*Short exercise:*
Extract each line of the material that follows exactly and omit its pictures.

+++ Data to use +++

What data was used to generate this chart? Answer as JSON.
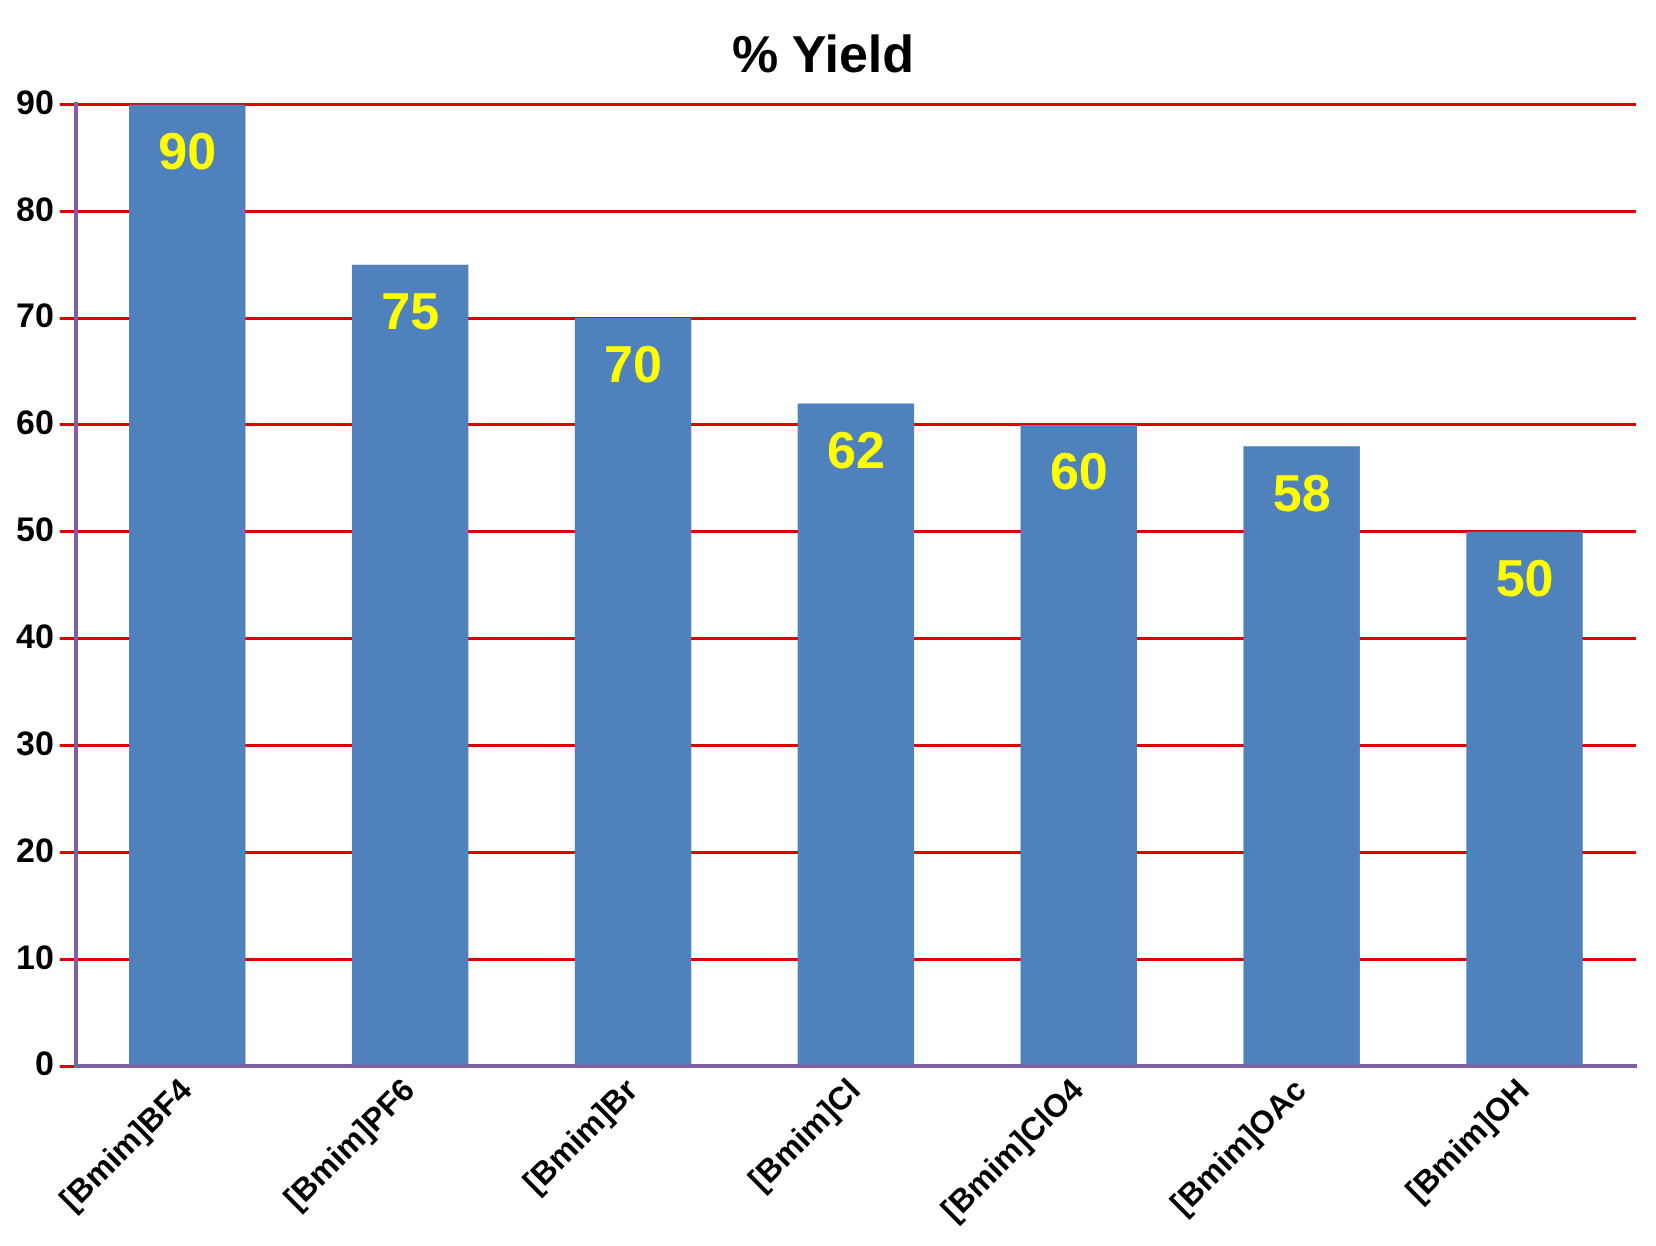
{
  "chart_data": {
    "type": "bar",
    "title": "% Yield",
    "categories": [
      "[Bmim]BF4",
      "[Bmim]PF6",
      "[Bmim]Br",
      "[Bmim]Cl",
      "[Bmim]ClO4",
      "[Bmim]OAc",
      "[Bmim]OH"
    ],
    "values": [
      90,
      75,
      70,
      62,
      60,
      58,
      50
    ],
    "color": "#4f81bd",
    "ylim": [
      0,
      90
    ],
    "yticks": [
      0,
      10,
      20,
      30,
      40,
      50,
      60,
      70,
      80,
      90
    ],
    "grid": "y",
    "data_labels": true,
    "legend": false
  }
}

+++

*Exercise answer:*
What data was used to generate this chart? Answer as JSON.
{
  "chart_data": {
    "type": "bar",
    "title": "% Yield",
    "categories": [
      "[Bmim]BF4",
      "[Bmim]PF6",
      "[Bmim]Br",
      "[Bmim]Cl",
      "[Bmim]ClO4",
      "[Bmim]OAc",
      "[Bmim]OH"
    ],
    "values": [
      90,
      75,
      70,
      62,
      60,
      58,
      50
    ],
    "color": "#4f81bd",
    "ylim": [
      0,
      90
    ],
    "yticks": [
      0,
      10,
      20,
      30,
      40,
      50,
      60,
      70,
      80,
      90
    ],
    "grid": "y",
    "data_labels": true,
    "legend": false
  }
}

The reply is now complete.